INFORMATION SUPPLIED
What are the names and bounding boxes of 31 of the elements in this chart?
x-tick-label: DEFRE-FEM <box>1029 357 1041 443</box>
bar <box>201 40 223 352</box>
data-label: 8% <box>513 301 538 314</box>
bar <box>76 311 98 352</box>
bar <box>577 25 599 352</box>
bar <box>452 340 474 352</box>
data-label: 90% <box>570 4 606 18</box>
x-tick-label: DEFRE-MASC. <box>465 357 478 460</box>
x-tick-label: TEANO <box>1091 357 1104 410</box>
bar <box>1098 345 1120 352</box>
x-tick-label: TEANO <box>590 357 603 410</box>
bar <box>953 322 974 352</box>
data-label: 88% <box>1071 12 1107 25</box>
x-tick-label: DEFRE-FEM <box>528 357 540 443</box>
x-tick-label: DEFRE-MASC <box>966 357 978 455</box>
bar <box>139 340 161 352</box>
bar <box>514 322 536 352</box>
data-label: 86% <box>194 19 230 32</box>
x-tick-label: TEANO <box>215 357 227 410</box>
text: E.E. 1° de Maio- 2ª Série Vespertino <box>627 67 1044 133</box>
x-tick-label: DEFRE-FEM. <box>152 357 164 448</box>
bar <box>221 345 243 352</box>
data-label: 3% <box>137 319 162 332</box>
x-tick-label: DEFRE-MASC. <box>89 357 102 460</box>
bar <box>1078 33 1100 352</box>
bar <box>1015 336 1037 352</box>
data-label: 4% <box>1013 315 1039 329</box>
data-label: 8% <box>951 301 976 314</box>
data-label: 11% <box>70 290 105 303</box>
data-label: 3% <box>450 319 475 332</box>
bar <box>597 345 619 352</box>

TASK TO COMPLETE
Format every line of the material above as a JSON list of strings, one string per line, leaving out any blank lines.

OUTPUT
[
  "What are the names and bounding boxes of 31 of the elements in this chart?",
  "x-tick-label: DEFRE-FEM <box>1029 357 1041 443</box>",
  "bar <box>201 40 223 352</box>",
  "data-label: 8% <box>513 301 538 314</box>",
  "bar <box>76 311 98 352</box>",
  "bar <box>577 25 599 352</box>",
  "bar <box>452 340 474 352</box>",
  "data-label: 90% <box>570 4 606 18</box>",
  "x-tick-label: DEFRE-MASC. <box>465 357 478 460</box>",
  "x-tick-label: TEANO <box>1091 357 1104 410</box>",
  "bar <box>1098 345 1120 352</box>",
  "x-tick-label: TEANO <box>590 357 603 410</box>",
  "bar <box>953 322 974 352</box>",
  "data-label: 88% <box>1071 12 1107 25</box>",
  "x-tick-label: DEFRE-FEM <box>528 357 540 443</box>",
  "x-tick-label: DEFRE-MASC <box>966 357 978 455</box>",
  "bar <box>139 340 161 352</box>",
  "bar <box>514 322 536 352</box>",
  "data-label: 86% <box>194 19 230 32</box>",
  "x-tick-label: TEANO <box>215 357 227 410</box>",
  "text: E.E. 1° de Maio- 2ª Série Vespertino <box>627 67 1044 133</box>",
  "x-tick-label: DEFRE-FEM. <box>152 357 164 448</box>",
  "bar <box>221 345 243 352</box>",
  "data-label: 3% <box>137 319 162 332</box>",
  "x-tick-label: DEFRE-MASC. <box>89 357 102 460</box>",
  "bar <box>1078 33 1100 352</box>",
  "bar <box>1015 336 1037 352</box>",
  "data-label: 4% <box>1013 315 1039 329</box>",
  "data-label: 8% <box>951 301 976 314</box>",
  "data-label: 11% <box>70 290 105 303</box>",
  "data-label: 3% <box>450 319 475 332</box>",
  "bar <box>597 345 619 352</box>"
]